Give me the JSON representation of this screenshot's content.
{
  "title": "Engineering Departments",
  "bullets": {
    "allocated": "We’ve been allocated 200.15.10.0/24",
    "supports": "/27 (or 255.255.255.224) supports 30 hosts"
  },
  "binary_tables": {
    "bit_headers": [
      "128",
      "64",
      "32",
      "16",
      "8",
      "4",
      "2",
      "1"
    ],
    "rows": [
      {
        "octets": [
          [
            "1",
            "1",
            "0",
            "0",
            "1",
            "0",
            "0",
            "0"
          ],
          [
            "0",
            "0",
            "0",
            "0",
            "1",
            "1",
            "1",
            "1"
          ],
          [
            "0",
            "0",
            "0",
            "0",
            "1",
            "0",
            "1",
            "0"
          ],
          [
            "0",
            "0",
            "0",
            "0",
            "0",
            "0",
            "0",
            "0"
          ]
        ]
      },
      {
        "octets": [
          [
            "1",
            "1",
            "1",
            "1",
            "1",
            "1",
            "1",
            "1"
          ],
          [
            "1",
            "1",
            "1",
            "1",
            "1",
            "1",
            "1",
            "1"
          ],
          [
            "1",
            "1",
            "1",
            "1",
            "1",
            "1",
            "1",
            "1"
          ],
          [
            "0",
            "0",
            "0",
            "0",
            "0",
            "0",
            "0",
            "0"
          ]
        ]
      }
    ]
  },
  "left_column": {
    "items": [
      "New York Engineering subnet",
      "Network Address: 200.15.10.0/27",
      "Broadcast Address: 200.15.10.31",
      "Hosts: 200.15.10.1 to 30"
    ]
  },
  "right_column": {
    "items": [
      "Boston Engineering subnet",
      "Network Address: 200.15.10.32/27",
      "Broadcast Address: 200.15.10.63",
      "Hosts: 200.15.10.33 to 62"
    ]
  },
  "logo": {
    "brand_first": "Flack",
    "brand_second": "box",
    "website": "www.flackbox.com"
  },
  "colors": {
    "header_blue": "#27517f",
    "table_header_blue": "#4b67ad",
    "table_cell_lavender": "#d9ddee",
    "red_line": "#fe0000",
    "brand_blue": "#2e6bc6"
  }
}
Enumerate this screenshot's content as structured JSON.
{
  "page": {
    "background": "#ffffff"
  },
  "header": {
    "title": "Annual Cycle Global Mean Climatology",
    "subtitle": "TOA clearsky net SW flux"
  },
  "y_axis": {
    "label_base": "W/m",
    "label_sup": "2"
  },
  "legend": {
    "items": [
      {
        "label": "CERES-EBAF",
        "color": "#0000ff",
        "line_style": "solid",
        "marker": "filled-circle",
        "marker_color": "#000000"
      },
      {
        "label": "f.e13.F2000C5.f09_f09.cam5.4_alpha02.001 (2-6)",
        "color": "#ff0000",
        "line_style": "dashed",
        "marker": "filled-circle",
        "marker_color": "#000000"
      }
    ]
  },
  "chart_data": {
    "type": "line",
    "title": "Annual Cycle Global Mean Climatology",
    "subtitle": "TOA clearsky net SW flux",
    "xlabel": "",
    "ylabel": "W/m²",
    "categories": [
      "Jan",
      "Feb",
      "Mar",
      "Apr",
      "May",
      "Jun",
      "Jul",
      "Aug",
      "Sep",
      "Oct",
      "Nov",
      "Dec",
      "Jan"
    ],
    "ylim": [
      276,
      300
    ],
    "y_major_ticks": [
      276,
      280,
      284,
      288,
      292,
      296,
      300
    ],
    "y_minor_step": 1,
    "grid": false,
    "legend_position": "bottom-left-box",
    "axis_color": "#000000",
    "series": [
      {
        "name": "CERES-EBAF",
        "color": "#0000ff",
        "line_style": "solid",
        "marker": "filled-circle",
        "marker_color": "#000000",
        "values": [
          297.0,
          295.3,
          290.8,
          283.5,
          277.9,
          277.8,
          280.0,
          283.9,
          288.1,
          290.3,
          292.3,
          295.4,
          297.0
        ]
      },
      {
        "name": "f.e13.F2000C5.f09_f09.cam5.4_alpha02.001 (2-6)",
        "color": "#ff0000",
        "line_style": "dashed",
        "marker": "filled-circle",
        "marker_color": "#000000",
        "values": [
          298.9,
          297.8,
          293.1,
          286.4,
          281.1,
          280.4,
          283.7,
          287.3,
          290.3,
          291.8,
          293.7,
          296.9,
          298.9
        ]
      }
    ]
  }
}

● **Exercise instructions**: Return the full listing, character for character.

● **Exercise result**:
Give me the JSON representation of this screenshot's content.
{
  "title": "Engineering Departments",
  "bullets": {
    "allocated": "We’ve been allocated 200.15.10.0/24",
    "supports": "/27 (or 255.255.255.224) supports 30 hosts"
  },
  "binary_tables": {
    "bit_headers": [
      "128",
      "64",
      "32",
      "16",
      "8",
      "4",
      "2",
      "1"
    ],
    "rows": [
      {
        "octets": [
          [
            "1",
            "1",
            "0",
            "0",
            "1",
            "0",
            "0",
            "0"
          ],
          [
            "0",
            "0",
            "0",
            "0",
            "1",
            "1",
            "1",
            "1"
          ],
          [
            "0",
            "0",
            "0",
            "0",
            "1",
            "0",
            "1",
            "0"
          ],
          [
            "0",
            "0",
            "0",
            "0",
            "0",
            "0",
            "0",
            "0"
          ]
        ]
      },
      {
        "octets": [
          [
            "1",
            "1",
            "1",
            "1",
            "1",
            "1",
            "1",
            "1"
          ],
          [
            "1",
            "1",
            "1",
            "1",
            "1",
            "1",
            "1",
            "1"
          ],
          [
            "1",
            "1",
            "1",
            "1",
            "1",
            "1",
            "1",
            "1"
          ],
          [
            "0",
            "0",
            "0",
            "0",
            "0",
            "0",
            "0",
            "0"
          ]
        ]
      }
    ]
  },
  "left_column": {
    "items": [
      "New York Engineering subnet",
      "Network Address: 200.15.10.0/27",
      "Broadcast Address: 200.15.10.31",
      "Hosts: 200.15.10.1 to 30"
    ]
  },
  "right_column": {
    "items": [
      "Boston Engineering subnet",
      "Network Address: 200.15.10.32/27",
      "Broadcast Address: 200.15.10.63",
      "Hosts: 200.15.10.33 to 62"
    ]
  },
  "logo": {
    "brand_first": "Flack",
    "brand_second": "box",
    "website": "www.flackbox.com"
  },
  "colors": {
    "header_blue": "#27517f",
    "table_header_blue": "#4b67ad",
    "table_cell_lavender": "#d9ddee",
    "red_line": "#fe0000",
    "brand_blue": "#2e6bc6"
  }
}
Enumerate this screenshot's content as structured JSON.
{
  "page": {
    "background": "#ffffff"
  },
  "header": {
    "title": "Annual Cycle Global Mean Climatology",
    "subtitle": "TOA clearsky net SW flux"
  },
  "y_axis": {
    "label_base": "W/m",
    "label_sup": "2"
  },
  "legend": {
    "items": [
      {
        "label": "CERES-EBAF",
        "color": "#0000ff",
        "line_style": "solid",
        "marker": "filled-circle",
        "marker_color": "#000000"
      },
      {
        "label": "f.e13.F2000C5.f09_f09.cam5.4_alpha02.001 (2-6)",
        "color": "#ff0000",
        "line_style": "dashed",
        "marker": "filled-circle",
        "marker_color": "#000000"
      }
    ]
  },
  "chart_data": {
    "type": "line",
    "title": "Annual Cycle Global Mean Climatology",
    "subtitle": "TOA clearsky net SW flux",
    "xlabel": "",
    "ylabel": "W/m²",
    "categories": [
      "Jan",
      "Feb",
      "Mar",
      "Apr",
      "May",
      "Jun",
      "Jul",
      "Aug",
      "Sep",
      "Oct",
      "Nov",
      "Dec",
      "Jan"
    ],
    "ylim": [
      276,
      300
    ],
    "y_major_ticks": [
      276,
      280,
      284,
      288,
      292,
      296,
      300
    ],
    "y_minor_step": 1,
    "grid": false,
    "legend_position": "bottom-left-box",
    "axis_color": "#000000",
    "series": [
      {
        "name": "CERES-EBAF",
        "color": "#0000ff",
        "line_style": "solid",
        "marker": "filled-circle",
        "marker_color": "#000000",
        "values": [
          297.0,
          295.3,
          290.8,
          283.5,
          277.9,
          277.8,
          280.0,
          283.9,
          288.1,
          290.3,
          292.3,
          295.4,
          297.0
        ]
      },
      {
        "name": "f.e13.F2000C5.f09_f09.cam5.4_alpha02.001 (2-6)",
        "color": "#ff0000",
        "line_style": "dashed",
        "marker": "filled-circle",
        "marker_color": "#000000",
        "values": [
          298.9,
          297.8,
          293.1,
          286.4,
          281.1,
          280.4,
          283.7,
          287.3,
          290.3,
          291.8,
          293.7,
          296.9,
          298.9
        ]
      }
    ]
  }
}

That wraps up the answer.